• Your task
Wherever "Yellow" appears in a line, list that line.

[Data extracted from a collection]
+ + +

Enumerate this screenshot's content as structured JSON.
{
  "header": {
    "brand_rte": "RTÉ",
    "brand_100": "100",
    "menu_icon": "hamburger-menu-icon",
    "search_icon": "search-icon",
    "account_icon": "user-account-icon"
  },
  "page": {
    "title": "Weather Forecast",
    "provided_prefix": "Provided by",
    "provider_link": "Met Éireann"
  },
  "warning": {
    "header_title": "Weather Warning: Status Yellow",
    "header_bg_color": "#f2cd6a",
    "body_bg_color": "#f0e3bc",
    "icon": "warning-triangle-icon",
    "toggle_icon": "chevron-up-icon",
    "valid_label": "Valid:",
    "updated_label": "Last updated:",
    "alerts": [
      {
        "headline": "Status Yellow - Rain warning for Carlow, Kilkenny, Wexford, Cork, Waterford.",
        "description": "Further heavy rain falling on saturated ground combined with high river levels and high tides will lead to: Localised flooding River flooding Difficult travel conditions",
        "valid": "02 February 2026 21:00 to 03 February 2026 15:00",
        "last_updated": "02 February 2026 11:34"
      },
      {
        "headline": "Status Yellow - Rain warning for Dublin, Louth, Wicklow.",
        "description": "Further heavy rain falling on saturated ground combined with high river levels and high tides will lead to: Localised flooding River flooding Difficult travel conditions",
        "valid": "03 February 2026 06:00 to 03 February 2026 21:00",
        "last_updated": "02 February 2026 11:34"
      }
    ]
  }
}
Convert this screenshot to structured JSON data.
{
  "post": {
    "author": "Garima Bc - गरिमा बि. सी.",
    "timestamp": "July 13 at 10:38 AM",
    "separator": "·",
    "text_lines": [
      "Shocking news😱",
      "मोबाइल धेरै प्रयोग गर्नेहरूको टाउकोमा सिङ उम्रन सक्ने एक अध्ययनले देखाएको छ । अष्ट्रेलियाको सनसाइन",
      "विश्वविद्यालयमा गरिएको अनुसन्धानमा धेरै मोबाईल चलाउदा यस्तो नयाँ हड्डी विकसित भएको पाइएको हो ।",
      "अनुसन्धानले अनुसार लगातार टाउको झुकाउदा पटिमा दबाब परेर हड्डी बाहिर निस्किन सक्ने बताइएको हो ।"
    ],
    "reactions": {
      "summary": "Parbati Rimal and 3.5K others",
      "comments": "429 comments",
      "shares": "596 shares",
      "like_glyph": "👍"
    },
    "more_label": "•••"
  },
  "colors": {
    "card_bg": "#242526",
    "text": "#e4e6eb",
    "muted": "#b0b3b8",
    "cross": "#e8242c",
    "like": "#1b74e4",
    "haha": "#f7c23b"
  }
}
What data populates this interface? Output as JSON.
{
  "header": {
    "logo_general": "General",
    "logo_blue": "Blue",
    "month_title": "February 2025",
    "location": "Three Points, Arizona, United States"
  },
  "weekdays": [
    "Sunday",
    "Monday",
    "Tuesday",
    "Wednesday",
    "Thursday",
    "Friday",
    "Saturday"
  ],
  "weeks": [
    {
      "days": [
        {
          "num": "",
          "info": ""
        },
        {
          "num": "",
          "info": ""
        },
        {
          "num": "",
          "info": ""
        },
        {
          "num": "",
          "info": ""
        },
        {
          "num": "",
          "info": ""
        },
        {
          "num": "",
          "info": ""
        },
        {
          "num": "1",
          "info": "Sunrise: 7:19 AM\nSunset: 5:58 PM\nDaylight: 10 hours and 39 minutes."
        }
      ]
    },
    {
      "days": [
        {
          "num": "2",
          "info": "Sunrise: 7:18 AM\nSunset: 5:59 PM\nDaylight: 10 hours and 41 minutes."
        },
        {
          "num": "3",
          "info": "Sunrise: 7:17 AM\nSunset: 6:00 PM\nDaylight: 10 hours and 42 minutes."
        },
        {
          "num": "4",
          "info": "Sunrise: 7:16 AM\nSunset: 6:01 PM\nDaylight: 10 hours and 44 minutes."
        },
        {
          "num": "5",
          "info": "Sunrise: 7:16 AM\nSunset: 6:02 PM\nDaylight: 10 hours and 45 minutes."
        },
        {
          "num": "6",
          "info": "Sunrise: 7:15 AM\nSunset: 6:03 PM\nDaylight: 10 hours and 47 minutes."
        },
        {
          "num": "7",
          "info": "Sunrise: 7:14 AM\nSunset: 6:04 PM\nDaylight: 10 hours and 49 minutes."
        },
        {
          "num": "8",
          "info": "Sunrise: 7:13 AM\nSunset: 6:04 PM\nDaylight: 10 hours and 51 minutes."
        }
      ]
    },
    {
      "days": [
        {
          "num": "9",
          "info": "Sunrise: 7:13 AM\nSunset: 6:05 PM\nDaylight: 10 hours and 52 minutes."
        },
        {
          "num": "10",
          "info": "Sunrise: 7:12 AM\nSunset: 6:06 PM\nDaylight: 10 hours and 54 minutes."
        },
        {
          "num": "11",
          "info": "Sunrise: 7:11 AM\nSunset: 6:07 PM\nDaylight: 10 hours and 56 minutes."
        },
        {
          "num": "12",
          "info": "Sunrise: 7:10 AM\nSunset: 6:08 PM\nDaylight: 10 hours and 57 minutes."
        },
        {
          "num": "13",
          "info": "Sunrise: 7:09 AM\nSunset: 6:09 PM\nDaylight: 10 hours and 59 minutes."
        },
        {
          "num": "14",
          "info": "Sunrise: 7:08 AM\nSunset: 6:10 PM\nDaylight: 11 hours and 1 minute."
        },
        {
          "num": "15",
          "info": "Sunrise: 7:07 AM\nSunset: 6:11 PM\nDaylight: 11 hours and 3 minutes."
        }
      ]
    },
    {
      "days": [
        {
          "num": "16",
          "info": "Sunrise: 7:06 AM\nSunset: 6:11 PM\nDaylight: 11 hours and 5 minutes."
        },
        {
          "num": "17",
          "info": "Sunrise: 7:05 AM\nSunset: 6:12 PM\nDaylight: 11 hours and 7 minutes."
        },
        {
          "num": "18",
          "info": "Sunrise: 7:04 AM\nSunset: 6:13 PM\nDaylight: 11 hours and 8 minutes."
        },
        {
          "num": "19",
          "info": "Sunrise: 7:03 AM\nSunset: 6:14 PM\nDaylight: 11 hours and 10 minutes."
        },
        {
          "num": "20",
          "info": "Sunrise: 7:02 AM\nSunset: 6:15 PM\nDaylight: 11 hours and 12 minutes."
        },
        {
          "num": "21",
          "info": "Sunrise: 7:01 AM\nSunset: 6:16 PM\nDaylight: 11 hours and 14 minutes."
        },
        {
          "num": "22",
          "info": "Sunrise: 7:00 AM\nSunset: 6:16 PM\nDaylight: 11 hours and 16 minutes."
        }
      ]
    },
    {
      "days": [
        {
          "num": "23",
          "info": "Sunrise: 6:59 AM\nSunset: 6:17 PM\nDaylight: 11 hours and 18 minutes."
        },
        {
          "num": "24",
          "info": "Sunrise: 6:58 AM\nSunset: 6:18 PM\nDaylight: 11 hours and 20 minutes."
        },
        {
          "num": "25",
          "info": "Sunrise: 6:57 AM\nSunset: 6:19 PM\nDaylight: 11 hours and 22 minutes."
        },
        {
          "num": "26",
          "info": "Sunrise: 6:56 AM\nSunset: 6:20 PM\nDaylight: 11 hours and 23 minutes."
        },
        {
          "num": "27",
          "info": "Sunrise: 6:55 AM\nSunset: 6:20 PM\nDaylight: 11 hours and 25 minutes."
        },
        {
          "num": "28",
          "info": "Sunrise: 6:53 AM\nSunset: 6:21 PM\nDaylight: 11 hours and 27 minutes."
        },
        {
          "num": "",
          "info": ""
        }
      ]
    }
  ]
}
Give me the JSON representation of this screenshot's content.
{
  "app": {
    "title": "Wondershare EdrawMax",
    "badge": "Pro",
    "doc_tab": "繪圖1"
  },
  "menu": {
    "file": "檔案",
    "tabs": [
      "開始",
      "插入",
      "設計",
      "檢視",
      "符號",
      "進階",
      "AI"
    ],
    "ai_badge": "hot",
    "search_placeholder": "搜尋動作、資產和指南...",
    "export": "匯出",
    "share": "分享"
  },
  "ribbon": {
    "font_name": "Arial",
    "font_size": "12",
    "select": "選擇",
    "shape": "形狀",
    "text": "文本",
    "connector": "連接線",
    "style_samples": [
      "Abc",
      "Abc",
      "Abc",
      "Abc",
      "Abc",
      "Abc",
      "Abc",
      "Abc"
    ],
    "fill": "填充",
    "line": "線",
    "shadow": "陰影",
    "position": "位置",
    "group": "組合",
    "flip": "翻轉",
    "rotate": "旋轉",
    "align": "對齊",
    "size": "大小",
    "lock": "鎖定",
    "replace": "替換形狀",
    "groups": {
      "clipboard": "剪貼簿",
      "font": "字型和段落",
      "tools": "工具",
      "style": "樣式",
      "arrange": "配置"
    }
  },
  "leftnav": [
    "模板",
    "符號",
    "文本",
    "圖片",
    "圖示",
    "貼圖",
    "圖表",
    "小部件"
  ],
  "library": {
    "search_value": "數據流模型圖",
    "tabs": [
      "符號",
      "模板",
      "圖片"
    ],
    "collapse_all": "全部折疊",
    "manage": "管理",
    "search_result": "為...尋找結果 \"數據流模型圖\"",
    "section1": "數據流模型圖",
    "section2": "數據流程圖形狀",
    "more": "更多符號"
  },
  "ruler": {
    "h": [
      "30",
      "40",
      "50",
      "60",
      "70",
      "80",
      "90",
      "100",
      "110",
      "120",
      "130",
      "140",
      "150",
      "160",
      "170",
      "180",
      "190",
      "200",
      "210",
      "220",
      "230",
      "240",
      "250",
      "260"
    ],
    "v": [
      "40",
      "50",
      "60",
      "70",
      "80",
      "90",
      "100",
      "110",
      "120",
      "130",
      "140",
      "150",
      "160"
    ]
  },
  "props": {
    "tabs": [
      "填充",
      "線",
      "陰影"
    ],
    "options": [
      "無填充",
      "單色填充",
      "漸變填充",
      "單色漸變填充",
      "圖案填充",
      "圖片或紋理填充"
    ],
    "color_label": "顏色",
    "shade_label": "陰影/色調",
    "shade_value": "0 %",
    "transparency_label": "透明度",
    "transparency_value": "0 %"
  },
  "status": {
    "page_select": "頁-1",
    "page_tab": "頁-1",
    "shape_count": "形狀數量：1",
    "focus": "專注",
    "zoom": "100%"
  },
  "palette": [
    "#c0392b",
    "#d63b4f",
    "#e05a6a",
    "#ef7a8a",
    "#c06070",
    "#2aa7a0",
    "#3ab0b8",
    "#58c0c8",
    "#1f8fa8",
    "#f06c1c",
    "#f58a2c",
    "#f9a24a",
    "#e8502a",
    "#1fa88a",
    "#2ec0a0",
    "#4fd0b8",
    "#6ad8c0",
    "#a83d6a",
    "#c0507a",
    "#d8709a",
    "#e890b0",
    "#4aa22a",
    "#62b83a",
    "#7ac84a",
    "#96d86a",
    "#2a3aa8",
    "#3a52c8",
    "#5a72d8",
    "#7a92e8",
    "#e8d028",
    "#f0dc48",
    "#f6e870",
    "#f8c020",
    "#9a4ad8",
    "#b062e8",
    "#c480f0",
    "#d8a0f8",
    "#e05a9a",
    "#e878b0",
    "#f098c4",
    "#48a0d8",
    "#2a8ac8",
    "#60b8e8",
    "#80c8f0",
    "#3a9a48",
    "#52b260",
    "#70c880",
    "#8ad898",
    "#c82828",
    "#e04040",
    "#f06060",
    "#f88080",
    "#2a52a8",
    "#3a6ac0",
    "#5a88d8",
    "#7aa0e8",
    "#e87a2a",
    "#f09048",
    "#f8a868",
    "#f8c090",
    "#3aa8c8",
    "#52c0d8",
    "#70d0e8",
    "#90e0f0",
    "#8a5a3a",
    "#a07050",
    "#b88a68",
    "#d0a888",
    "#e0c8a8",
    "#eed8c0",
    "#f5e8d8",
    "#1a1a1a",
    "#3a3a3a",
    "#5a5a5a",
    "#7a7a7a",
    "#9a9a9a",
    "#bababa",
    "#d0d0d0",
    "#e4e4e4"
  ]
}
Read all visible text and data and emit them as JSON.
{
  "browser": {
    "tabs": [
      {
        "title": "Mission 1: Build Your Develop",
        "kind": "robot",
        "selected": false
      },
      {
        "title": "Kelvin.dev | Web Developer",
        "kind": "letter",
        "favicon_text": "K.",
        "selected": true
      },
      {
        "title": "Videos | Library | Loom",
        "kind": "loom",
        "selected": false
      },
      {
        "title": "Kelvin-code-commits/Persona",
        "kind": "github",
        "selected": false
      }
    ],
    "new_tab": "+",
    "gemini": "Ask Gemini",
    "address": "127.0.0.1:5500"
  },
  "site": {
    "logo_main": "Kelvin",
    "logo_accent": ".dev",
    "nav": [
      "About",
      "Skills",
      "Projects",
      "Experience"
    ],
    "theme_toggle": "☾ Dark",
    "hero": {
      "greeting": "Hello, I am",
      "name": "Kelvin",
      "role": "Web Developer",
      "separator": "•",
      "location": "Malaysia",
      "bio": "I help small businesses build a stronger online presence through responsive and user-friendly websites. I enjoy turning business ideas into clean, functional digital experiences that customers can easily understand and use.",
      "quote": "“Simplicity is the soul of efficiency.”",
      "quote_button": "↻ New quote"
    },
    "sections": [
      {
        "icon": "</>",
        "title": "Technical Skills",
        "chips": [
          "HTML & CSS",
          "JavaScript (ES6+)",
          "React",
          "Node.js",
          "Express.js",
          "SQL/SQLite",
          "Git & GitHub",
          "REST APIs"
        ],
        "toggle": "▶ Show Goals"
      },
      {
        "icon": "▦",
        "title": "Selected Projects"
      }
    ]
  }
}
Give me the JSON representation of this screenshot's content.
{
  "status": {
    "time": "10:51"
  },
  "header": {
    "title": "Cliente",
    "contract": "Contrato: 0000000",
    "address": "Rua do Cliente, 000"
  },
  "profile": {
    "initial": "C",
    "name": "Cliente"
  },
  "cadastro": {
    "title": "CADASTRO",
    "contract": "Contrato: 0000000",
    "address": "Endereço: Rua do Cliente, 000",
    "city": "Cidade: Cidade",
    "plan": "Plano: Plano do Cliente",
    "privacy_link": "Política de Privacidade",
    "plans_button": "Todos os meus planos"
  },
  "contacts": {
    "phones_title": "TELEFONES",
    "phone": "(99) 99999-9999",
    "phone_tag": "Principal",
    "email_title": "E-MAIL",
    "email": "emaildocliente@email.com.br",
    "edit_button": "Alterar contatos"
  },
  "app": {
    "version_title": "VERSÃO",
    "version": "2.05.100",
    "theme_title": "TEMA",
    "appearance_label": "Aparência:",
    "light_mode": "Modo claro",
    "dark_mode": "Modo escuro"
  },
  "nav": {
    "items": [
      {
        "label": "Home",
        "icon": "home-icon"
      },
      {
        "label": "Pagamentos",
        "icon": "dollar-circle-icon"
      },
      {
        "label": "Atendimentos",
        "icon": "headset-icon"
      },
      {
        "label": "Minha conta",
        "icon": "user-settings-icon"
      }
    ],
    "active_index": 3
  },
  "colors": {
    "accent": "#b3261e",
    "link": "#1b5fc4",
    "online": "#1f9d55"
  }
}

+ + +

• Complete answer
    "header_title": "Weather Warning: Status Yellow",
        "headline": "Status Yellow - Rain warning for Carlow, Kilkenny, Wexford, Cork, Waterford.",
        "headline": "Status Yellow - Rain warning for Dublin, Louth, Wicklow.",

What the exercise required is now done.